'''

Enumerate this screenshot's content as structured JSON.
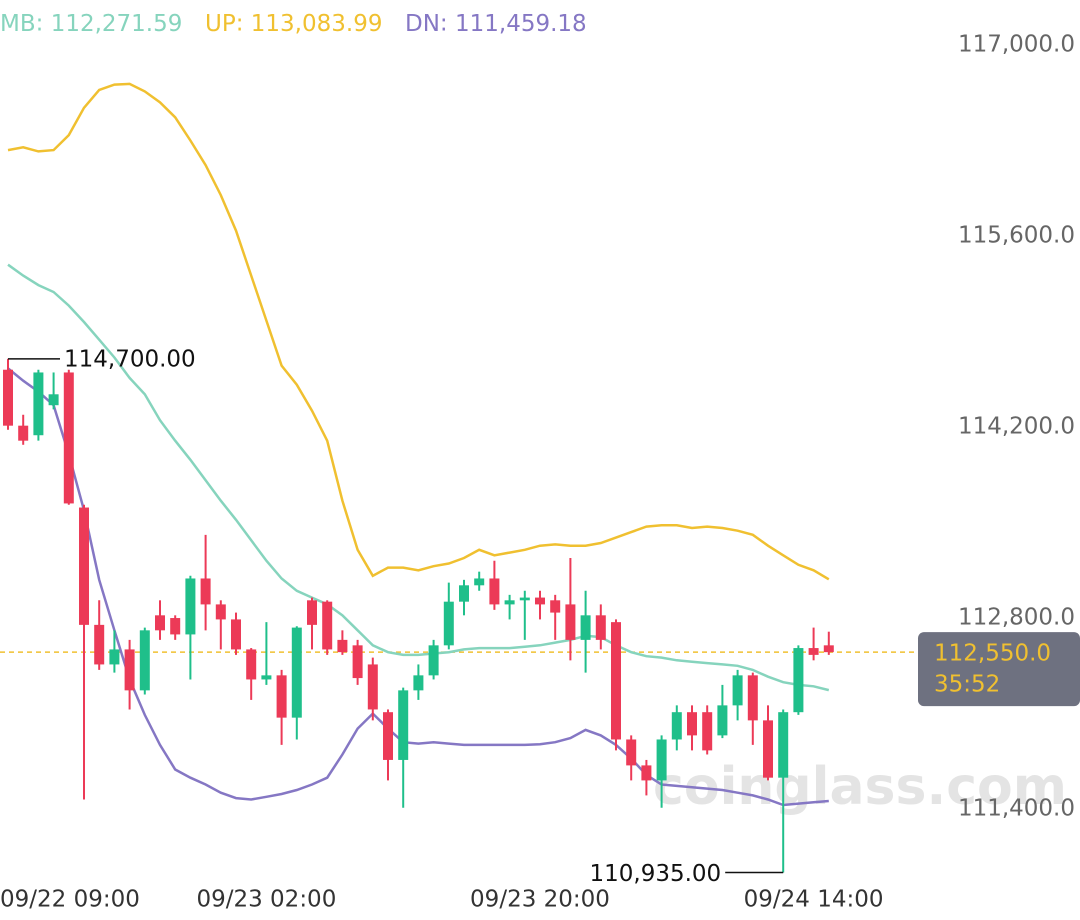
{
  "chart_data": {
    "type": "candlestick",
    "watermark": "coinglass.com",
    "up_color": "#1fbf8a",
    "down_color": "#ec3a57",
    "categories": [
      "09/22 09:00",
      null,
      null,
      null,
      null,
      null,
      null,
      null,
      null,
      null,
      null,
      null,
      null,
      null,
      null,
      null,
      null,
      "09/23 02:00",
      null,
      null,
      null,
      null,
      null,
      null,
      null,
      null,
      null,
      null,
      null,
      null,
      null,
      null,
      null,
      null,
      null,
      "09/23 20:00",
      null,
      null,
      null,
      null,
      null,
      null,
      null,
      null,
      null,
      null,
      null,
      null,
      null,
      null,
      null,
      null,
      null,
      "09/24 14:00",
      null
    ],
    "open": [
      114620,
      114210,
      114140,
      114360,
      114600,
      113610,
      112750,
      112460,
      112570,
      112270,
      112820,
      112800,
      112680,
      113090,
      112900,
      112790,
      112570,
      112350,
      112380,
      112070,
      112930,
      112920,
      112640,
      112600,
      112460,
      112110,
      111760,
      112270,
      112380,
      112600,
      112920,
      113040,
      113090,
      112900,
      112930,
      112950,
      112930,
      112900,
      112640,
      112820,
      112770,
      111910,
      111720,
      111610,
      111910,
      112110,
      112110,
      111940,
      112160,
      112380,
      112050,
      111630,
      112110,
      112580,
      112600
    ],
    "high": [
      114700,
      114290,
      114620,
      114600,
      114620,
      113630,
      112930,
      112710,
      112640,
      112730,
      112930,
      112820,
      113110,
      113410,
      112930,
      112840,
      112580,
      112770,
      112420,
      112740,
      112950,
      112930,
      112710,
      112640,
      112510,
      112130,
      112290,
      112460,
      112640,
      113060,
      113080,
      113140,
      113220,
      112970,
      113000,
      113000,
      112970,
      113240,
      113000,
      112900,
      112790,
      111940,
      111760,
      111940,
      112160,
      112160,
      112160,
      112310,
      112420,
      112400,
      112160,
      112130,
      112600,
      112730,
      112700
    ],
    "low": [
      114180,
      114070,
      114100,
      114330,
      113630,
      111470,
      112420,
      112400,
      112130,
      112240,
      112640,
      112640,
      112350,
      112710,
      112570,
      112530,
      112200,
      112310,
      111870,
      111910,
      112570,
      112530,
      112530,
      112310,
      112050,
      111610,
      111410,
      112200,
      112350,
      112570,
      112820,
      113000,
      112860,
      112790,
      112640,
      112790,
      112640,
      112490,
      112400,
      112570,
      111830,
      111610,
      111500,
      111410,
      111830,
      111830,
      111800,
      111920,
      112050,
      111870,
      111610,
      110935,
      112090,
      112490,
      112530
    ],
    "close": [
      114210,
      114100,
      114600,
      114440,
      113640,
      112750,
      112460,
      112570,
      112270,
      112710,
      112710,
      112680,
      113090,
      112900,
      112790,
      112570,
      112350,
      112380,
      112070,
      112730,
      112750,
      112570,
      112550,
      112360,
      112130,
      111760,
      112270,
      112380,
      112600,
      112920,
      113040,
      113090,
      112900,
      112930,
      112950,
      112900,
      112840,
      112640,
      112820,
      112640,
      111910,
      111720,
      111610,
      111910,
      112110,
      111940,
      111830,
      112160,
      112380,
      112050,
      111630,
      112110,
      112580,
      112530,
      112550
    ],
    "overlays": [
      {
        "name": "MB",
        "color": "#86d4bd",
        "last_label": "112,271.59",
        "values": [
          115390,
          115310,
          115240,
          115190,
          115090,
          114970,
          114840,
          114710,
          114560,
          114440,
          114250,
          114100,
          113960,
          113810,
          113660,
          113520,
          113370,
          113220,
          113090,
          113000,
          112950,
          112900,
          112820,
          112710,
          112600,
          112550,
          112530,
          112530,
          112540,
          112550,
          112570,
          112580,
          112580,
          112580,
          112590,
          112600,
          112620,
          112640,
          112670,
          112660,
          112600,
          112550,
          112520,
          112510,
          112490,
          112480,
          112470,
          112460,
          112450,
          112420,
          112370,
          112330,
          112310,
          112300,
          112271.59
        ]
      },
      {
        "name": "UP",
        "color": "#f0c030",
        "last_label": "113,083.99",
        "values": [
          116230,
          116250,
          116220,
          116230,
          116340,
          116540,
          116670,
          116710,
          116715,
          116660,
          116580,
          116470,
          116300,
          116120,
          115900,
          115640,
          115310,
          114980,
          114650,
          114510,
          114320,
          114100,
          113660,
          113300,
          113110,
          113170,
          113170,
          113150,
          113180,
          113200,
          113240,
          113300,
          113260,
          113280,
          113300,
          113330,
          113340,
          113330,
          113330,
          113350,
          113390,
          113430,
          113470,
          113480,
          113480,
          113460,
          113470,
          113460,
          113440,
          113410,
          113330,
          113260,
          113190,
          113150,
          113083.99
        ]
      },
      {
        "name": "DN",
        "color": "#8577c4",
        "last_label": "111,459.18",
        "values": [
          114630,
          114540,
          114460,
          114360,
          114000,
          113590,
          113080,
          112710,
          112350,
          112090,
          111870,
          111690,
          111630,
          111580,
          111520,
          111480,
          111470,
          111490,
          111510,
          111540,
          111580,
          111630,
          111800,
          111990,
          112100,
          111990,
          111890,
          111880,
          111890,
          111880,
          111870,
          111870,
          111870,
          111870,
          111870,
          111875,
          111890,
          111920,
          111980,
          111940,
          111870,
          111770,
          111650,
          111580,
          111570,
          111560,
          111550,
          111540,
          111520,
          111500,
          111470,
          111430,
          111440,
          111450,
          111459.18
        ]
      }
    ],
    "current_price": {
      "value": 112550,
      "label": "112,550.0",
      "countdown": "35:52",
      "color": "#f0c030"
    },
    "high_annotation": {
      "value": 114700,
      "label": "114,700.00",
      "index": 0
    },
    "low_annotation": {
      "value": 110935,
      "label": "110,935.00",
      "index": 51
    },
    "ylim": [
      110880,
      117330
    ],
    "yticks": [
      {
        "value": 117000,
        "label": "117,000.0"
      },
      {
        "value": 115600,
        "label": "115,600.0"
      },
      {
        "value": 114200,
        "label": "114,200.0"
      },
      {
        "value": 112800,
        "label": "112,800.0"
      },
      {
        "value": 111400,
        "label": "111,400.0"
      }
    ],
    "grid": false
  }
}
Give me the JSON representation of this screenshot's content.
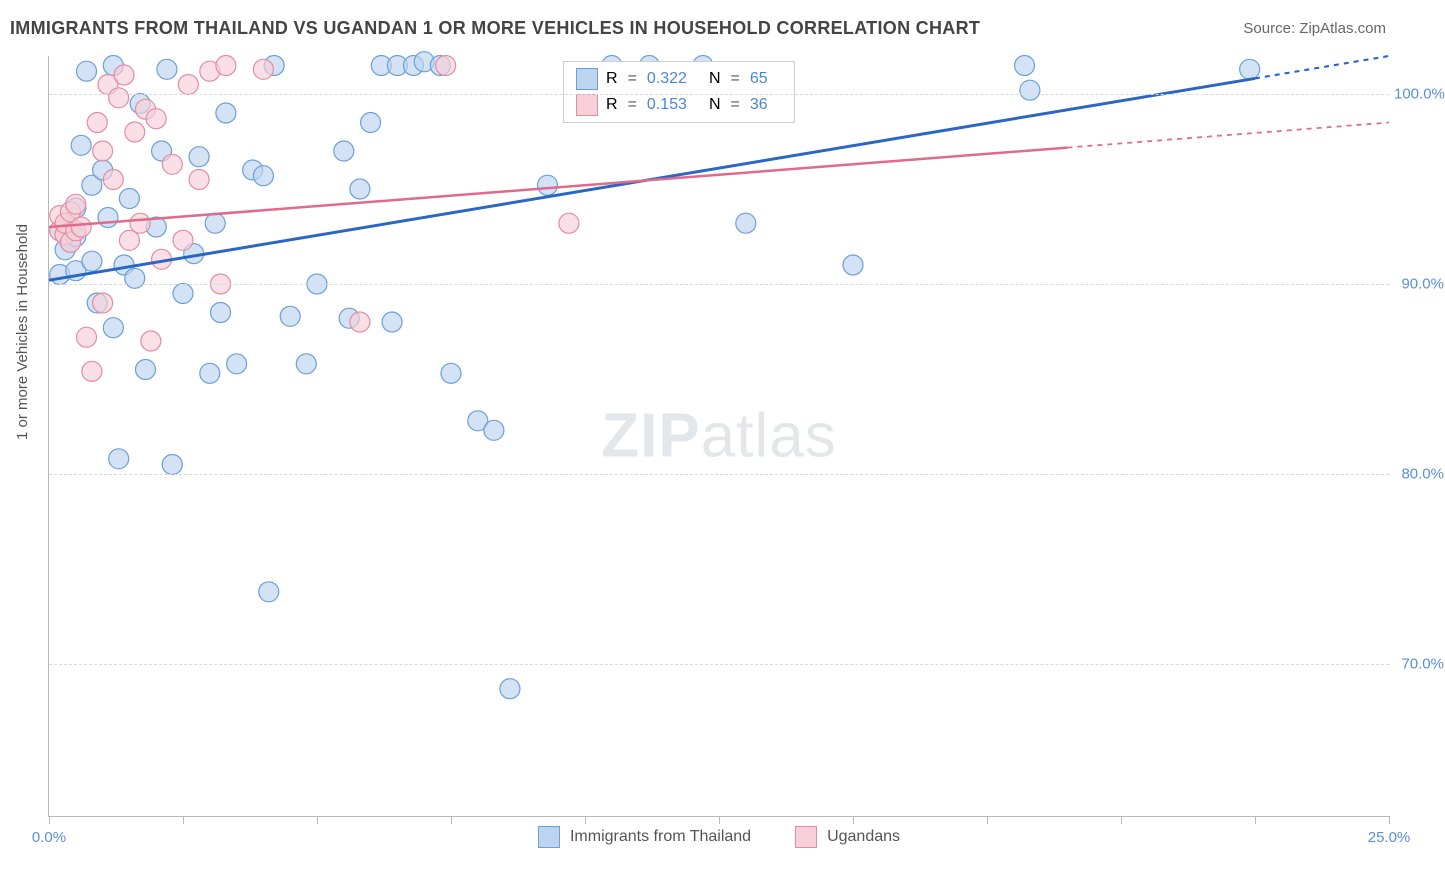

'''

▶ [Exercise details]: Determine how many lines in the listing above hold the word "JSON", answering with the number only.

▶ [Solution below]: 2